Below are the records; copy each line in them that holds the word "Validation".

=======

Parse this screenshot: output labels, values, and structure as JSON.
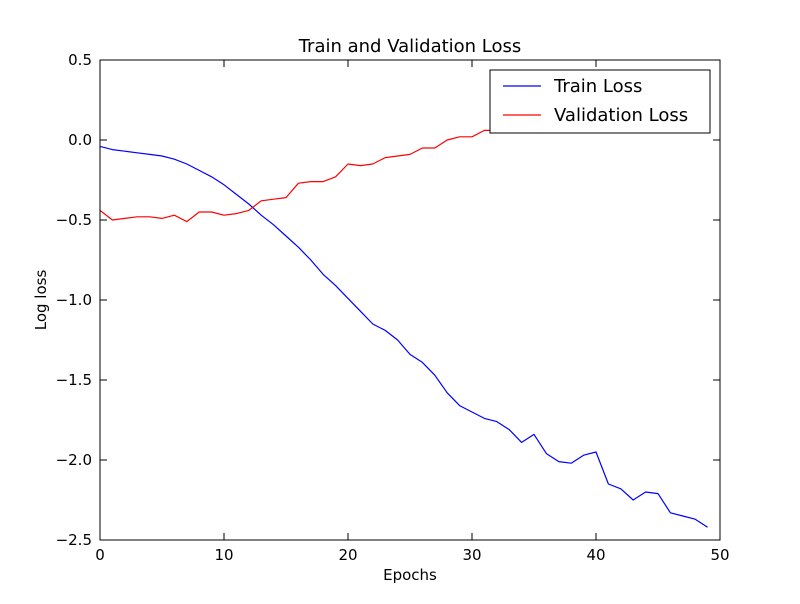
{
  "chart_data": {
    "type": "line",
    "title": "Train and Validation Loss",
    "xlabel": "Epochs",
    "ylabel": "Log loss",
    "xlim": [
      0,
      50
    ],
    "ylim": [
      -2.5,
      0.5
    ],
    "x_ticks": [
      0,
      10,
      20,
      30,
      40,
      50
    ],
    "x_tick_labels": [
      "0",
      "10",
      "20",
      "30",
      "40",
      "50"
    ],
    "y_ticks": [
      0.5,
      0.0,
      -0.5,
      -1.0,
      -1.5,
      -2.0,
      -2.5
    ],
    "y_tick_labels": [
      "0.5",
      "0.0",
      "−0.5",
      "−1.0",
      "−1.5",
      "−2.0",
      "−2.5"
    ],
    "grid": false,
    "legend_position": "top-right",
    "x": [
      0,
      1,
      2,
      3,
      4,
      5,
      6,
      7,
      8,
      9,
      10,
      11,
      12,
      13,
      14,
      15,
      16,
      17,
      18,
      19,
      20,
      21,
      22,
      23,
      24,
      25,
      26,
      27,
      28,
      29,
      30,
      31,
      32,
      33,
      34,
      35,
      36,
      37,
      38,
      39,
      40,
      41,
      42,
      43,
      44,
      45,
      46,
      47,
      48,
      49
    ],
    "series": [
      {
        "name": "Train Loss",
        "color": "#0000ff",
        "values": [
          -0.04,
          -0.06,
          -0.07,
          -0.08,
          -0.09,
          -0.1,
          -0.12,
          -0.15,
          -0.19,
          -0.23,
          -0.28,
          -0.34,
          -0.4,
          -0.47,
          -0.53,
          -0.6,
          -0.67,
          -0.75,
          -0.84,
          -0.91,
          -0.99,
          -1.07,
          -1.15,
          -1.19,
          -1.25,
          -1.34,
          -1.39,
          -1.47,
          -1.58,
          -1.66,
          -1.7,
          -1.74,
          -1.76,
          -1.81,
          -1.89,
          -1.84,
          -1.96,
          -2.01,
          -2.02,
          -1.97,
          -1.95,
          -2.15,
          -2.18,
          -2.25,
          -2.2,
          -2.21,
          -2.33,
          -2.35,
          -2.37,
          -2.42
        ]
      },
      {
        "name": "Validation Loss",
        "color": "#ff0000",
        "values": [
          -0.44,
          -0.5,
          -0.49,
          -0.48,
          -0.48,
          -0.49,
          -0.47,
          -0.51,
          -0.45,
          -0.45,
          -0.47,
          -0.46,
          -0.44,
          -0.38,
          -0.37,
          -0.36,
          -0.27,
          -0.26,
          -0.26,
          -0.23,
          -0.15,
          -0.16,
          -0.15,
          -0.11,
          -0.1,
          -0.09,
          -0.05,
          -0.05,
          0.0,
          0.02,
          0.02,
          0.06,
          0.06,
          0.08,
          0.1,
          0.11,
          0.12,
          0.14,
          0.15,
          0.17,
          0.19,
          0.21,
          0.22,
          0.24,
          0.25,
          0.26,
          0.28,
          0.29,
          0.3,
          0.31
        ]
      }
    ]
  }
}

=======

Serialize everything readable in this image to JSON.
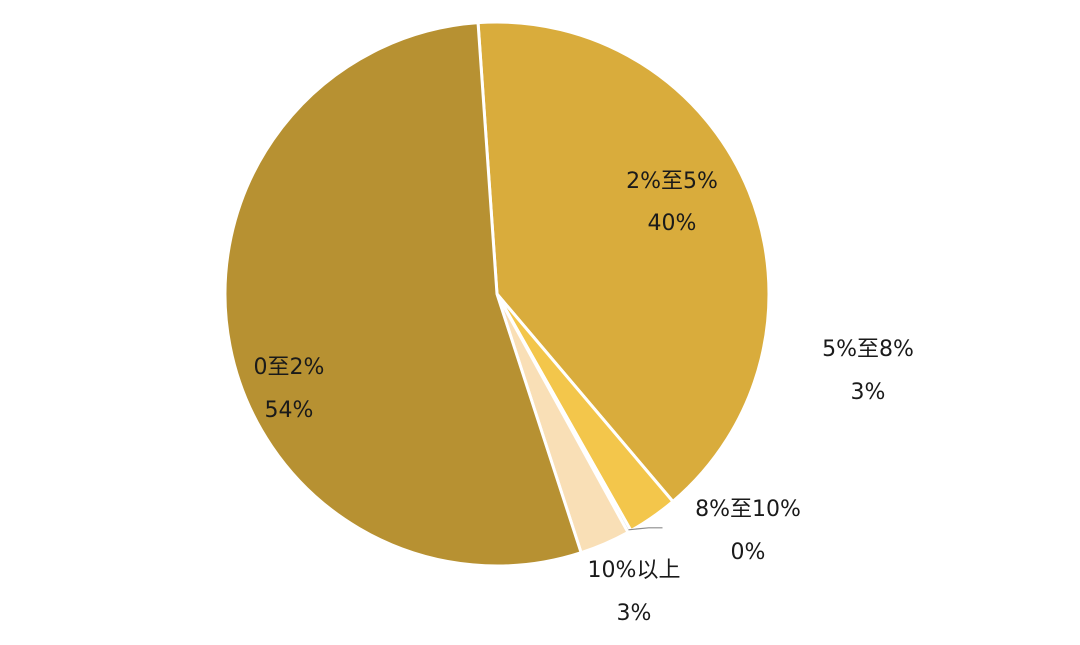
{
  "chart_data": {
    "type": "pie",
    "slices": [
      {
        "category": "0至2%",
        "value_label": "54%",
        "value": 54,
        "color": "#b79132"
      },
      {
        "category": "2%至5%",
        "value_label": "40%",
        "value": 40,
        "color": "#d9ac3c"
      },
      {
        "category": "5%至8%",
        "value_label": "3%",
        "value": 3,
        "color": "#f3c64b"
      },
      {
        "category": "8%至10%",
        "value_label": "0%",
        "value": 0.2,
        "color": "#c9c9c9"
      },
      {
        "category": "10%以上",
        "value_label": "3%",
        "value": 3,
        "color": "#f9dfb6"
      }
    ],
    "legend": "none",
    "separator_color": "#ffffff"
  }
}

=======

[Solution to the problem]:
    "title": "Train and Validation Loss",
        "name": "Validation Loss",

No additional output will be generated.